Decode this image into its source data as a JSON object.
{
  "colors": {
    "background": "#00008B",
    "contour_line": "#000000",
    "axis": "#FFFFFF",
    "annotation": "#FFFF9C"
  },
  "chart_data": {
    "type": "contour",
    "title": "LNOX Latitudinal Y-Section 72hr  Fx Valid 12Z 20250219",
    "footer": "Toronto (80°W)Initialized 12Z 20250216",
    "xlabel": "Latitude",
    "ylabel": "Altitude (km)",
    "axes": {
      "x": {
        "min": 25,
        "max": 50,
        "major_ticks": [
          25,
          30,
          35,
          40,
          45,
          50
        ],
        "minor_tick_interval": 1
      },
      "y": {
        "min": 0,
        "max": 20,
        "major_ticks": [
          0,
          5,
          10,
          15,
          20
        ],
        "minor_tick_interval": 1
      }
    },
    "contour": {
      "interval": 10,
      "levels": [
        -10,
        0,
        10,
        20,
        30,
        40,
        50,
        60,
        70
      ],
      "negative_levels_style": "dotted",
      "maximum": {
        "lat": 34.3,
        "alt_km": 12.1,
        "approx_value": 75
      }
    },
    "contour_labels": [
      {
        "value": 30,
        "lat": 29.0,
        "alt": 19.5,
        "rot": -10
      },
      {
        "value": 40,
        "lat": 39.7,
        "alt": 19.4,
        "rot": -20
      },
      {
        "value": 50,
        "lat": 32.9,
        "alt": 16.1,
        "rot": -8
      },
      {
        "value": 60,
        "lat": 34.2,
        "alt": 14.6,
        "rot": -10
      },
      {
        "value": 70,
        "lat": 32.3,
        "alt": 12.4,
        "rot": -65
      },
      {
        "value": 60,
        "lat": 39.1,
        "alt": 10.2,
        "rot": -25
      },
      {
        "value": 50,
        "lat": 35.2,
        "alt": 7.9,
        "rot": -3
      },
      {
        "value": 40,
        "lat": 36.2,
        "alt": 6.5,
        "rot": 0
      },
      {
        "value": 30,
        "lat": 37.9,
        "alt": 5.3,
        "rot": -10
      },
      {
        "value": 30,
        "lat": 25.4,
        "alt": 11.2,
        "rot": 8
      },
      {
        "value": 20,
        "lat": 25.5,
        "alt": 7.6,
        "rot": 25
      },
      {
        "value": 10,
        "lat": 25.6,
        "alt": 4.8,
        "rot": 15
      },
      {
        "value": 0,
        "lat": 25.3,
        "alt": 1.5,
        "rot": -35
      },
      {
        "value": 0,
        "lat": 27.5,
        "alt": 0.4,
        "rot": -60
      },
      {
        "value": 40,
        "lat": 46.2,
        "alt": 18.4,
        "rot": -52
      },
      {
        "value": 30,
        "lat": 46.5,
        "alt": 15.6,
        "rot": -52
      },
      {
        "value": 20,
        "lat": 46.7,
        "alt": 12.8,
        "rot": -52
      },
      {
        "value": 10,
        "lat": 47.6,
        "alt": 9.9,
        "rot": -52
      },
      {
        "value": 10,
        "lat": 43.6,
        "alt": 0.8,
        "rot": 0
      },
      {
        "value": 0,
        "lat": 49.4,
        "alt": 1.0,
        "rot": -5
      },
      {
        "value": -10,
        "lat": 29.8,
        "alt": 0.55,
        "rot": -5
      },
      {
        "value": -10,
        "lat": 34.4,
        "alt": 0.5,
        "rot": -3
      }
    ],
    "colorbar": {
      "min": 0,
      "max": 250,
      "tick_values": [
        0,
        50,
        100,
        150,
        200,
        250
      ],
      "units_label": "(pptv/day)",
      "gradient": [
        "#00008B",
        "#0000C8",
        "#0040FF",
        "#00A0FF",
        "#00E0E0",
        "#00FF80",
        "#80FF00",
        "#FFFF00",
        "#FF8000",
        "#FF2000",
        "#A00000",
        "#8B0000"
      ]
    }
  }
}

Your task: Repeat the entries exactly, all of them.

Worked answer:
Decode this image into its source data as a JSON object.
{
  "colors": {
    "background": "#00008B",
    "contour_line": "#000000",
    "axis": "#FFFFFF",
    "annotation": "#FFFF9C"
  },
  "chart_data": {
    "type": "contour",
    "title": "LNOX Latitudinal Y-Section 72hr  Fx Valid 12Z 20250219",
    "footer": "Toronto (80°W)Initialized 12Z 20250216",
    "xlabel": "Latitude",
    "ylabel": "Altitude (km)",
    "axes": {
      "x": {
        "min": 25,
        "max": 50,
        "major_ticks": [
          25,
          30,
          35,
          40,
          45,
          50
        ],
        "minor_tick_interval": 1
      },
      "y": {
        "min": 0,
        "max": 20,
        "major_ticks": [
          0,
          5,
          10,
          15,
          20
        ],
        "minor_tick_interval": 1
      }
    },
    "contour": {
      "interval": 10,
      "levels": [
        -10,
        0,
        10,
        20,
        30,
        40,
        50,
        60,
        70
      ],
      "negative_levels_style": "dotted",
      "maximum": {
        "lat": 34.3,
        "alt_km": 12.1,
        "approx_value": 75
      }
    },
    "contour_labels": [
      {
        "value": 30,
        "lat": 29.0,
        "alt": 19.5,
        "rot": -10
      },
      {
        "value": 40,
        "lat": 39.7,
        "alt": 19.4,
        "rot": -20
      },
      {
        "value": 50,
        "lat": 32.9,
        "alt": 16.1,
        "rot": -8
      },
      {
        "value": 60,
        "lat": 34.2,
        "alt": 14.6,
        "rot": -10
      },
      {
        "value": 70,
        "lat": 32.3,
        "alt": 12.4,
        "rot": -65
      },
      {
        "value": 60,
        "lat": 39.1,
        "alt": 10.2,
        "rot": -25
      },
      {
        "value": 50,
        "lat": 35.2,
        "alt": 7.9,
        "rot": -3
      },
      {
        "value": 40,
        "lat": 36.2,
        "alt": 6.5,
        "rot": 0
      },
      {
        "value": 30,
        "lat": 37.9,
        "alt": 5.3,
        "rot": -10
      },
      {
        "value": 30,
        "lat": 25.4,
        "alt": 11.2,
        "rot": 8
      },
      {
        "value": 20,
        "lat": 25.5,
        "alt": 7.6,
        "rot": 25
      },
      {
        "value": 10,
        "lat": 25.6,
        "alt": 4.8,
        "rot": 15
      },
      {
        "value": 0,
        "lat": 25.3,
        "alt": 1.5,
        "rot": -35
      },
      {
        "value": 0,
        "lat": 27.5,
        "alt": 0.4,
        "rot": -60
      },
      {
        "value": 40,
        "lat": 46.2,
        "alt": 18.4,
        "rot": -52
      },
      {
        "value": 30,
        "lat": 46.5,
        "alt": 15.6,
        "rot": -52
      },
      {
        "value": 20,
        "lat": 46.7,
        "alt": 12.8,
        "rot": -52
      },
      {
        "value": 10,
        "lat": 47.6,
        "alt": 9.9,
        "rot": -52
      },
      {
        "value": 10,
        "lat": 43.6,
        "alt": 0.8,
        "rot": 0
      },
      {
        "value": 0,
        "lat": 49.4,
        "alt": 1.0,
        "rot": -5
      },
      {
        "value": -10,
        "lat": 29.8,
        "alt": 0.55,
        "rot": -5
      },
      {
        "value": -10,
        "lat": 34.4,
        "alt": 0.5,
        "rot": -3
      }
    ],
    "colorbar": {
      "min": 0,
      "max": 250,
      "tick_values": [
        0,
        50,
        100,
        150,
        200,
        250
      ],
      "units_label": "(pptv/day)",
      "gradient": [
        "#00008B",
        "#0000C8",
        "#0040FF",
        "#00A0FF",
        "#00E0E0",
        "#00FF80",
        "#80FF00",
        "#FFFF00",
        "#FF8000",
        "#FF2000",
        "#A00000",
        "#8B0000"
      ]
    }
  }
}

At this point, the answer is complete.